→ Aim
From the entries that follow, pick out all lines holding "name".

→ Records to process
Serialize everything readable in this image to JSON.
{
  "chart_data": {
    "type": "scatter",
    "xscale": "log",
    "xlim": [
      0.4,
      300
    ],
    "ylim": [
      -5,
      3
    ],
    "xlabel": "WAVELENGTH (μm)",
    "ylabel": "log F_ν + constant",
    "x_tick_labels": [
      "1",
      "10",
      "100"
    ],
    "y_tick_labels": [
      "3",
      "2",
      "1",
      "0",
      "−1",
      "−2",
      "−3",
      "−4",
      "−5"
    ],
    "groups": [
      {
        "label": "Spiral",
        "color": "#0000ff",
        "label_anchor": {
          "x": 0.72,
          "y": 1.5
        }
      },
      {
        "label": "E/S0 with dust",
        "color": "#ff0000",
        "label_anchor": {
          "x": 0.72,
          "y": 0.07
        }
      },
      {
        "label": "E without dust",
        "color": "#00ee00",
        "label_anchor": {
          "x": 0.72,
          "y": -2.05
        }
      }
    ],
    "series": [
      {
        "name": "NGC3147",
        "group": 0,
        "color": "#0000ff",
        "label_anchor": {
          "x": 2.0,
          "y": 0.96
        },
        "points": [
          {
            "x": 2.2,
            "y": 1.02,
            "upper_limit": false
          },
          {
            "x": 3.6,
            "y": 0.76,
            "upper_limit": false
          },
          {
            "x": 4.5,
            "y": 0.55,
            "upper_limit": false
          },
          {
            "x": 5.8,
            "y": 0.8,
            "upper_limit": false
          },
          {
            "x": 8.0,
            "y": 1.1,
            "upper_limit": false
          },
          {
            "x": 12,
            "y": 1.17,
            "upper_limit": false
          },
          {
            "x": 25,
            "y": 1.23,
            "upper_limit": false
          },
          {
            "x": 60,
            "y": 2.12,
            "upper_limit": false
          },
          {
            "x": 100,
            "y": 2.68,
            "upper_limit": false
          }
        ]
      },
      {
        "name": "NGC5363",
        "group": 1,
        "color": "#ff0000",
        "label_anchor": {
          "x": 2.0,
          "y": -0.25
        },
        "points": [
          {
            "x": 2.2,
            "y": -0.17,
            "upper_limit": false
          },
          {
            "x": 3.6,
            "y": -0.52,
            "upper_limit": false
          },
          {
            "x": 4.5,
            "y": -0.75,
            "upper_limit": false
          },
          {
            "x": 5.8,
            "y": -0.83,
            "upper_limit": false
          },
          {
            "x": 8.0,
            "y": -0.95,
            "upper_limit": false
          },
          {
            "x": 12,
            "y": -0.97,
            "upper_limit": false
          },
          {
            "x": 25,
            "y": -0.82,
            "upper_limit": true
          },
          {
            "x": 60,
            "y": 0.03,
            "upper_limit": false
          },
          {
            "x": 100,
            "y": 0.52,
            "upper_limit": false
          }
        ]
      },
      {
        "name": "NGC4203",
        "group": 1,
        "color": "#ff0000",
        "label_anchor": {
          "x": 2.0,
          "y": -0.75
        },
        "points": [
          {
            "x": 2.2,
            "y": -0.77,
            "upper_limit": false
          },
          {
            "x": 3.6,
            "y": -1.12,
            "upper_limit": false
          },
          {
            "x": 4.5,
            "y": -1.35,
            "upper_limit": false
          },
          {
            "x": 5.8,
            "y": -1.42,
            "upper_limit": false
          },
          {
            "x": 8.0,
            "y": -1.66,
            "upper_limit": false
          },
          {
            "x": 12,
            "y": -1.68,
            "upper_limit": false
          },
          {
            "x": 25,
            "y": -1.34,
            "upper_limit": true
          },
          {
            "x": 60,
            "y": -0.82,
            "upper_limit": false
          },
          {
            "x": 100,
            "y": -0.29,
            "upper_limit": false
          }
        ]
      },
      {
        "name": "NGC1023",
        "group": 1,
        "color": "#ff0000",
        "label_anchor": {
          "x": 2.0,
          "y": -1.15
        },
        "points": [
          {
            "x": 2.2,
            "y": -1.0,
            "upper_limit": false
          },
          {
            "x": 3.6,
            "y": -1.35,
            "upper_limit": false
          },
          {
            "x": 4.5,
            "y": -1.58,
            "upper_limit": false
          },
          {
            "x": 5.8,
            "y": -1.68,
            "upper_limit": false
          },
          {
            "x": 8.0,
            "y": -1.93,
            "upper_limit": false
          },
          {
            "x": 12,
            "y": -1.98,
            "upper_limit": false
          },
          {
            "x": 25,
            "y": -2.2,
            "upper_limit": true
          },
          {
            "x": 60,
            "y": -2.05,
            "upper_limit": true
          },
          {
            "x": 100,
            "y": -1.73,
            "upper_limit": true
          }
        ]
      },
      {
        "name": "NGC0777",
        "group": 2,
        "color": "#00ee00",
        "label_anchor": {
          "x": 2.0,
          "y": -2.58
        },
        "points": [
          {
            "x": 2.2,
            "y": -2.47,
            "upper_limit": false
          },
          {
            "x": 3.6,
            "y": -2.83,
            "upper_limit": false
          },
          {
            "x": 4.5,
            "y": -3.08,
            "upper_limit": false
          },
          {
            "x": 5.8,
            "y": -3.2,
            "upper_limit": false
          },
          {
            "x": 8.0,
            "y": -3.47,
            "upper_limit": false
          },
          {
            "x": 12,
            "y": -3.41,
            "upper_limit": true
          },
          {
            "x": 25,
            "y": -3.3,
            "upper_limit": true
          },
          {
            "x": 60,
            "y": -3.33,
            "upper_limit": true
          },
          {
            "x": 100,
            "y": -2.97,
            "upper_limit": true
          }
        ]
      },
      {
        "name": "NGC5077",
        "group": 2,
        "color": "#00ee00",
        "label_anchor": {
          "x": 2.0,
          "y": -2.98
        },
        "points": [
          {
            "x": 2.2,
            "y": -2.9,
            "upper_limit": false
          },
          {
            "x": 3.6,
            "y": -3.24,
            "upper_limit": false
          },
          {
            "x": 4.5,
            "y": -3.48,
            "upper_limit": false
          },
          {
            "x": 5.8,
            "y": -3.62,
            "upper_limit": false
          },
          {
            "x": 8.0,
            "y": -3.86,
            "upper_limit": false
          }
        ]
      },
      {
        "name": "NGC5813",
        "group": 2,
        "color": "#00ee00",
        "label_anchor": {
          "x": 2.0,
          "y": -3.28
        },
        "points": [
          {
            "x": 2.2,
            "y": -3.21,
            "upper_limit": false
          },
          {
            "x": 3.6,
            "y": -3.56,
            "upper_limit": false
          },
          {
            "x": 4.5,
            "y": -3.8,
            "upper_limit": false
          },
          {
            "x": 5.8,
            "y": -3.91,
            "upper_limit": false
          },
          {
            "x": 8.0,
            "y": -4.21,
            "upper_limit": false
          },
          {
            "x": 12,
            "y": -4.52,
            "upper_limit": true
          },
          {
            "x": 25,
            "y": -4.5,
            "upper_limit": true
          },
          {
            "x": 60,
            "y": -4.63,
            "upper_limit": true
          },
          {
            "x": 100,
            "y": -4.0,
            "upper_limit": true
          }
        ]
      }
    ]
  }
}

→ Result
        "name": "NGC3147",
        "name": "NGC5363",
        "name": "NGC4203",
        "name": "NGC1023",
        "name": "NGC0777",
        "name": "NGC5077",
        "name": "NGC5813",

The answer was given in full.